(Exercise objective):
Keep the pictures out of the copy and print all the entries below exactly.

+++ Extracted entries

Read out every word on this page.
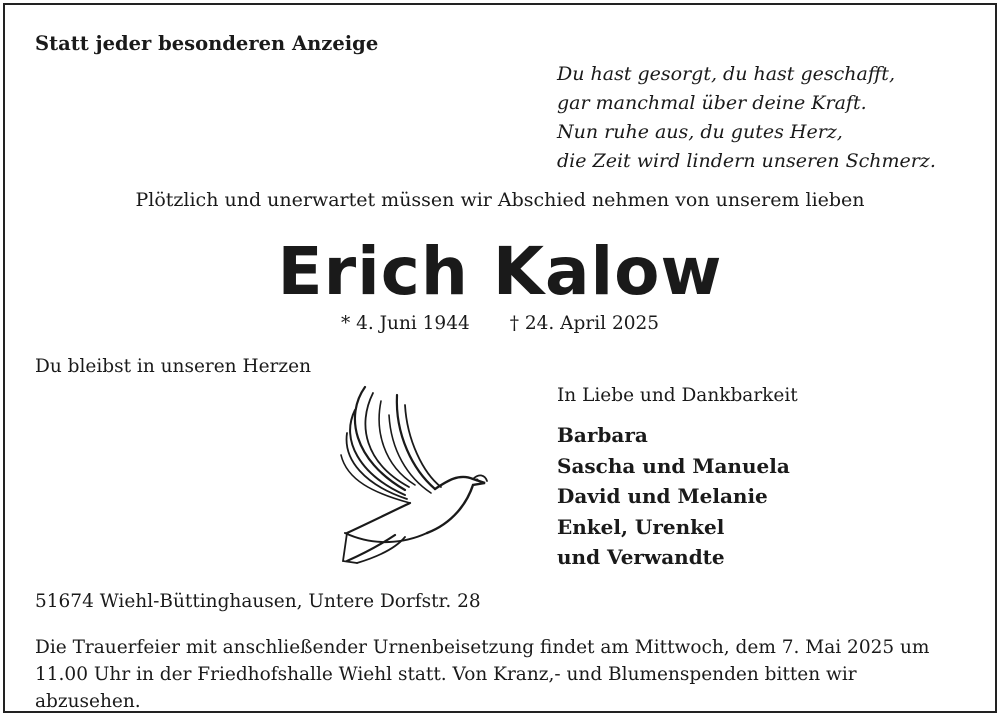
Statt jeder besonderen Anzeige
Du hast gesorgt, du hast geschafft,
gar manchmal über deine Kraft.
Nun ruhe aus, du gutes Herz,
die Zeit wird lindern unseren Schmerz.
Plötzlich und unerwartet müssen wir Abschied nehmen von unserem lieben
Erich Kalow
* 4. Juni 1944 † 24. April 2025
Du bleibst in unseren Herzen
In Liebe und Dankbarkeit
Barbara
Sascha und Manuela
David und Melanie
Enkel, Urenkel
und Verwandte
51674 Wiehl-Büttinghausen, Untere Dorfstr. 28
Die Trauerfeier mit anschließender Urnenbeisetzung findet am Mittwoch, dem 7. Mai 2025 um 11.00 Uhr in der Friedhofshalle Wiehl statt. Von Kranz,- und Blumenspenden bitten wir abzusehen.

++++++

(Response to this task):
Read out every word on this page.
Statt jeder besonderen Anzeige
Du hast gesorgt, du hast geschafft,
gar manchmal über deine Kraft.
Nun ruhe aus, du gutes Herz,
die Zeit wird lindern unseren Schmerz.
Plötzlich und unerwartet müssen wir Abschied nehmen von unserem lieben
Erich Kalow
* 4. Juni 1944 † 24. April 2025
Du bleibst in unseren Herzen
In Liebe und Dankbarkeit
Barbara
Sascha und Manuela
David und Melanie
Enkel, Urenkel
und Verwandte
51674 Wiehl-Büttinghausen, Untere Dorfstr. 28
Die Trauerfeier mit anschließender Urnenbeisetzung findet am Mittwoch, dem 7. Mai 2025 um 11.00 Uhr in der Friedhofshalle Wiehl statt. Von Kranz,- und Blumenspenden bitten wir abzusehen.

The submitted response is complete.